### Data entries
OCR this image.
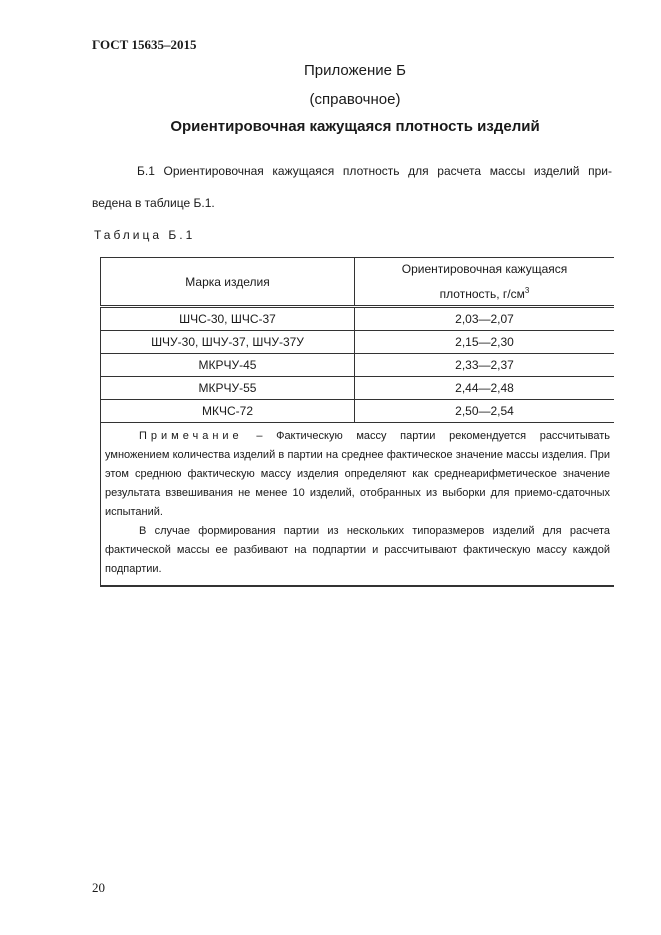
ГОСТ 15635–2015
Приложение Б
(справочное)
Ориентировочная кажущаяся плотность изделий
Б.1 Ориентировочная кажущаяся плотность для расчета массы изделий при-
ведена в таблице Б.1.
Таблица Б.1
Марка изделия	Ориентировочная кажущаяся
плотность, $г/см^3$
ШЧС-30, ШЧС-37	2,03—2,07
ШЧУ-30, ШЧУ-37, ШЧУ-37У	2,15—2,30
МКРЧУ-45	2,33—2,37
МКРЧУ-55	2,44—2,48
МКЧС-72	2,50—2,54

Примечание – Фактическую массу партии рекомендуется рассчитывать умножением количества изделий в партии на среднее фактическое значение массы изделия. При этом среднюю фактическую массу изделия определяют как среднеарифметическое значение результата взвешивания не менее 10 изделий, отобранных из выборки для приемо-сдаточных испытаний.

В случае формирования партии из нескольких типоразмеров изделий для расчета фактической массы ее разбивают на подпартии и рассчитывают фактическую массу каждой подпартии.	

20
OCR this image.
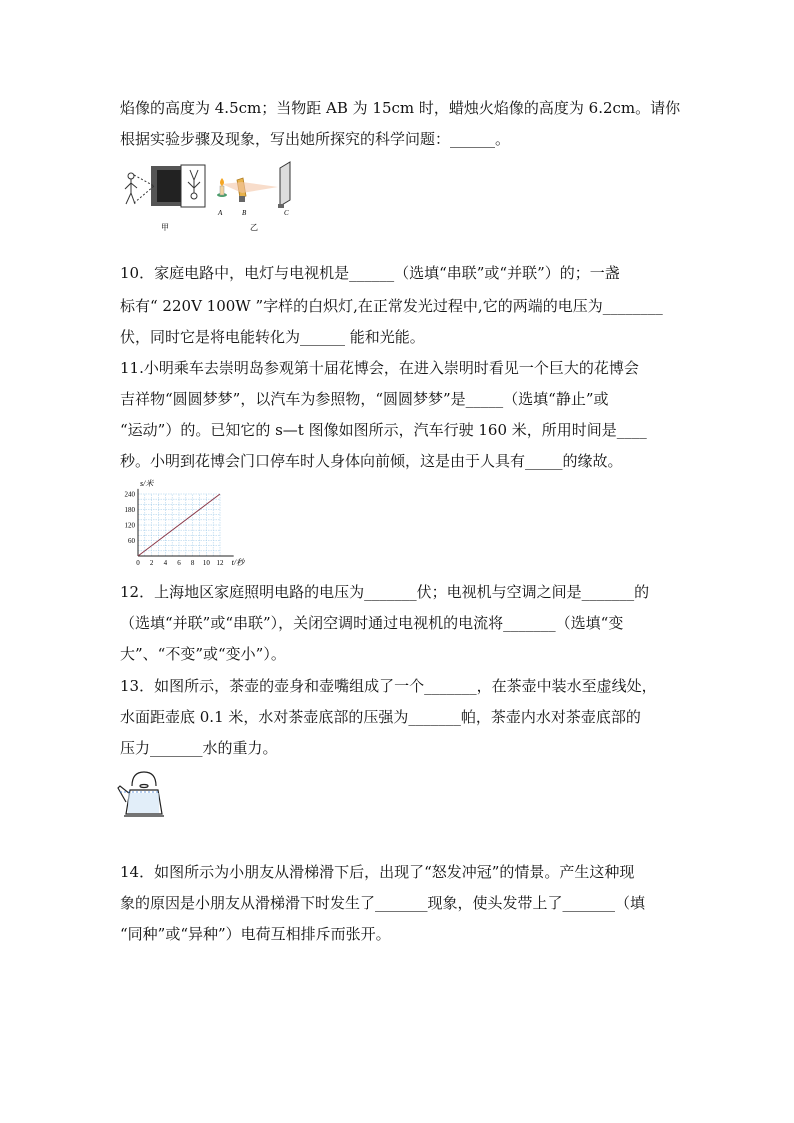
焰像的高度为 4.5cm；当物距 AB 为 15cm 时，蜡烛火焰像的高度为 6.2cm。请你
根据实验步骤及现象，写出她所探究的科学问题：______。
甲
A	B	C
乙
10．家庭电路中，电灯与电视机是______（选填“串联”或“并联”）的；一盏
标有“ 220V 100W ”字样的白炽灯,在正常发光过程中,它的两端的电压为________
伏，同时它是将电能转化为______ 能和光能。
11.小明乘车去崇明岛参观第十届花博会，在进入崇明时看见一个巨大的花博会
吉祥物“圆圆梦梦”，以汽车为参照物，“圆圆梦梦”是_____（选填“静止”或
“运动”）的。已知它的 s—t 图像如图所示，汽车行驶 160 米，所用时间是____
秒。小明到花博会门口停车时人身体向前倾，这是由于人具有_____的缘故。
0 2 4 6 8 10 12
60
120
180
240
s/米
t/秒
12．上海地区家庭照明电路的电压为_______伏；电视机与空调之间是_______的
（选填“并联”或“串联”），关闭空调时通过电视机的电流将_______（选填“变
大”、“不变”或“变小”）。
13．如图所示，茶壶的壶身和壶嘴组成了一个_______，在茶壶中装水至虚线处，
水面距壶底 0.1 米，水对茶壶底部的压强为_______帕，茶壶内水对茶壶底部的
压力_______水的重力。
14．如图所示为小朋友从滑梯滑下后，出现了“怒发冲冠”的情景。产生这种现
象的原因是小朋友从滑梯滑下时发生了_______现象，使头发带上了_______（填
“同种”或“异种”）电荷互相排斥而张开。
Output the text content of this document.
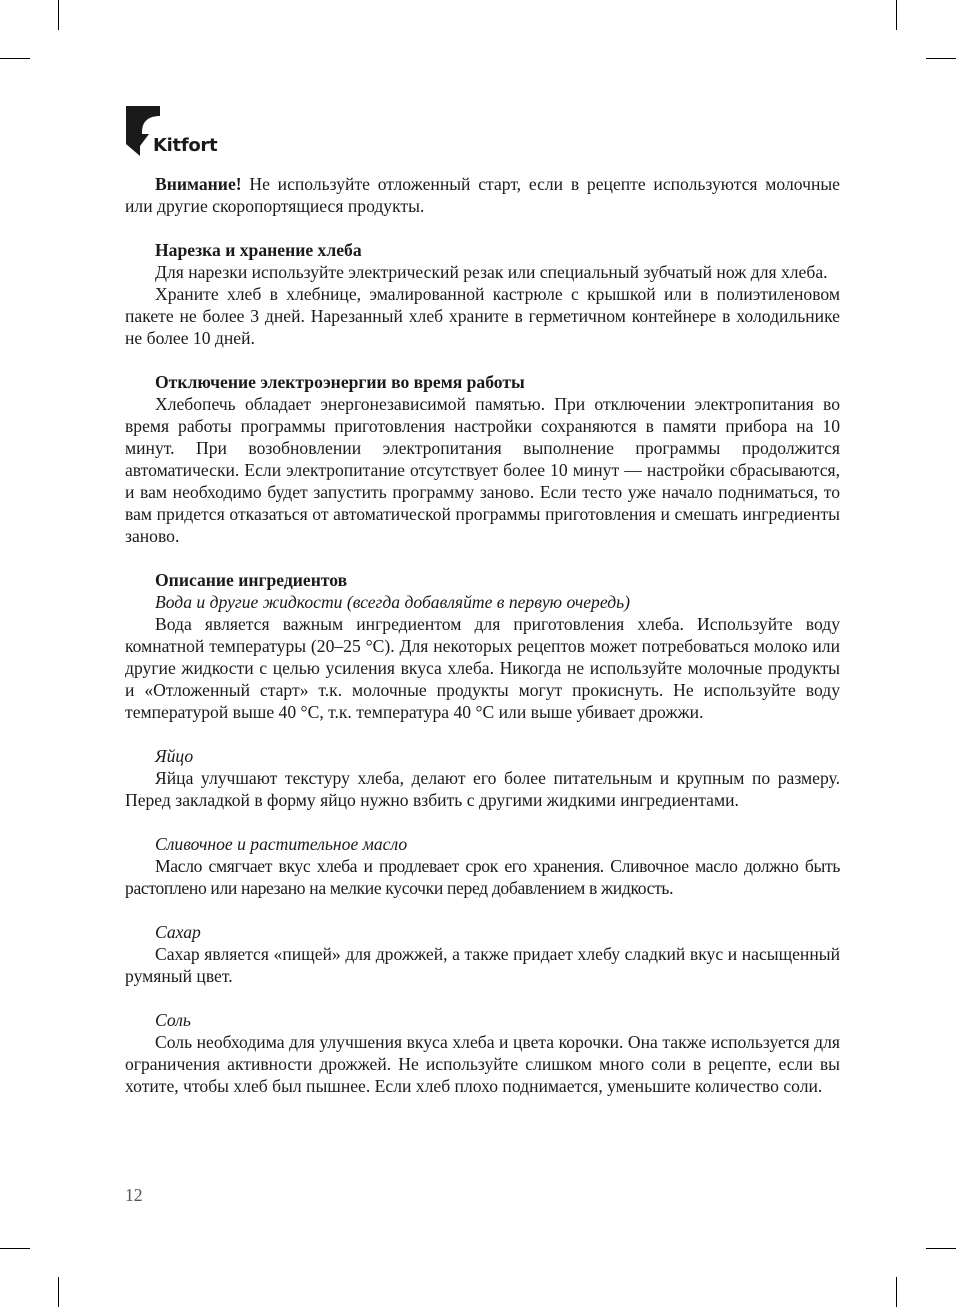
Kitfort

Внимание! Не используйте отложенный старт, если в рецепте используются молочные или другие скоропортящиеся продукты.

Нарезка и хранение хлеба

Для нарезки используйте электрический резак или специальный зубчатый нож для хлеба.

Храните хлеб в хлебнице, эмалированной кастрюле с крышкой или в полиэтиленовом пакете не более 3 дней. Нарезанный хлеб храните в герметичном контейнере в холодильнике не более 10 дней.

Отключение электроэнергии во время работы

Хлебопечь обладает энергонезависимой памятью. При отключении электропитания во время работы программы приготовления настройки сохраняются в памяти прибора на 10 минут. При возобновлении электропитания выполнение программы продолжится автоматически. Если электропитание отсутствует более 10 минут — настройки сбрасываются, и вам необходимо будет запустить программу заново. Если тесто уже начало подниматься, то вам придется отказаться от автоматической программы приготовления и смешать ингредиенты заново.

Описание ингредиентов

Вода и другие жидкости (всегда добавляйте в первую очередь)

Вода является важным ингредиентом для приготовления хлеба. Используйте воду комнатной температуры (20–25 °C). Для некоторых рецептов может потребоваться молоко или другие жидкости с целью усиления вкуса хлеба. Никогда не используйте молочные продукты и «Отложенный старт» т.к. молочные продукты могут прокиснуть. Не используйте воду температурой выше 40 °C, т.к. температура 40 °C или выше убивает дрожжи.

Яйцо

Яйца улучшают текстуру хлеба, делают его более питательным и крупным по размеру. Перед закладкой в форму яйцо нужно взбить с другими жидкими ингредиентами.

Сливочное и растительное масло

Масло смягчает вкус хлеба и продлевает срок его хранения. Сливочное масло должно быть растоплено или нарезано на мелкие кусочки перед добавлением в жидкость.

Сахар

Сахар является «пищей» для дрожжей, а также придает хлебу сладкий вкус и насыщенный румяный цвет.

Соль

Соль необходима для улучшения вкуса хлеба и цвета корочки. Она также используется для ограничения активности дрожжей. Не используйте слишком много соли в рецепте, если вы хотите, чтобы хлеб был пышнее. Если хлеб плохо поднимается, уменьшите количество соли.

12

### Task prompt
Repeat each record exactly as shown above, dropping all images.

### Final result
OCR this image.
ГОСТ 15635–2015
Приложение Б
(справочное)
Ориентировочная кажущаяся плотность изделий
Б.1 Ориентировочная кажущаяся плотность для расчета массы изделий при-
ведена в таблице Б.1.
Таблица Б.1
Марка изделия	Ориентировочная кажущаяся
плотность, $г/см^3$
ШЧС-30, ШЧС-37	2,03—2,07
ШЧУ-30, ШЧУ-37, ШЧУ-37У	2,15—2,30
МКРЧУ-45	2,33—2,37
МКРЧУ-55	2,44—2,48
МКЧС-72	2,50—2,54

Примечание – Фактическую массу партии рекомендуется рассчитывать умножением количества изделий в партии на среднее фактическое значение массы изделия. При этом среднюю фактическую массу изделия определяют как среднеарифметическое значение результата взвешивания не менее 10 изделий, отобранных из выборки для приемо-сдаточных испытаний.

В случае формирования партии из нескольких типоразмеров изделий для расчета фактической массы ее разбивают на подпартии и рассчитывают фактическую массу каждой подпартии.	

20
OCR this image.
焰像的高度为 4.5cm；当物距 AB 为 15cm 时，蜡烛火焰像的高度为 6.2cm。请你
根据实验步骤及现象，写出她所探究的科学问题：______。
甲
A	B	C
乙
10．家庭电路中，电灯与电视机是______（选填“串联”或“并联”）的；一盏
标有“ 220V 100W ”字样的白炽灯,在正常发光过程中,它的两端的电压为________
伏，同时它是将电能转化为______ 能和光能。
11.小明乘车去崇明岛参观第十届花博会，在进入崇明时看见一个巨大的花博会
吉祥物“圆圆梦梦”，以汽车为参照物，“圆圆梦梦”是_____（选填“静止”或
“运动”）的。已知它的 s—t 图像如图所示，汽车行驶 160 米，所用时间是____
秒。小明到花博会门口停车时人身体向前倾，这是由于人具有_____的缘故。
0 2 4 6 8 10 12
60
120
180
240
s/米
t/秒
12．上海地区家庭照明电路的电压为_______伏；电视机与空调之间是_______的
（选填“并联”或“串联”），关闭空调时通过电视机的电流将_______（选填“变
大”、“不变”或“变小”）。
13．如图所示，茶壶的壶身和壶嘴组成了一个_______，在茶壶中装水至虚线处，
水面距壶底 0.1 米，水对茶壶底部的压强为_______帕，茶壶内水对茶壶底部的
压力_______水的重力。
14．如图所示为小朋友从滑梯滑下后，出现了“怒发冲冠”的情景。产生这种现
象的原因是小朋友从滑梯滑下时发生了_______现象，使头发带上了_______（填
“同种”或“异种”）电荷互相排斥而张开。
Output the text content of this document.
Kitfort

Внимание! Не используйте отложенный старт, если в рецепте используются молочные или другие скоропортящиеся продукты.

Нарезка и хранение хлеба

Для нарезки используйте электрический резак или специальный зубчатый нож для хлеба.

Храните хлеб в хлебнице, эмалированной кастрюле с крышкой или в полиэтиленовом пакете не более 3 дней. Нарезанный хлеб храните в герметичном контейнере в холодильнике не более 10 дней.

Отключение электроэнергии во время работы

Хлебопечь обладает энергонезависимой памятью. При отключении электропитания во время работы программы приготовления настройки сохраняются в памяти прибора на 10 минут. При возобновлении электропитания выполнение программы продолжится автоматически. Если электропитание отсутствует более 10 минут — настройки сбрасываются, и вам необходимо будет запустить программу заново. Если тесто уже начало подниматься, то вам придется отказаться от автоматической программы приготовления и смешать ингредиенты заново.

Описание ингредиентов

Вода и другие жидкости (всегда добавляйте в первую очередь)

Вода является важным ингредиентом для приготовления хлеба. Используйте воду комнатной температуры (20–25 °C). Для некоторых рецептов может потребоваться молоко или другие жидкости с целью усиления вкуса хлеба. Никогда не используйте молочные продукты и «Отложенный старт» т.к. молочные продукты могут прокиснуть. Не используйте воду температурой выше 40 °C, т.к. температура 40 °C или выше убивает дрожжи.

Яйцо

Яйца улучшают текстуру хлеба, делают его более питательным и крупным по размеру. Перед закладкой в форму яйцо нужно взбить с другими жидкими ингредиентами.

Сливочное и растительное масло

Масло смягчает вкус хлеба и продлевает срок его хранения. Сливочное масло должно быть растоплено или нарезано на мелкие кусочки перед добавлением в жидкость.

Сахар

Сахар является «пищей» для дрожжей, а также придает хлебу сладкий вкус и насыщенный румяный цвет.

Соль

Соль необходима для улучшения вкуса хлеба и цвета корочки. Она также используется для ограничения активности дрожжей. Не используйте слишком много соли в рецепте, если вы хотите, чтобы хлеб был пышнее. Если хлеб плохо поднимается, уменьшите количество соли.

12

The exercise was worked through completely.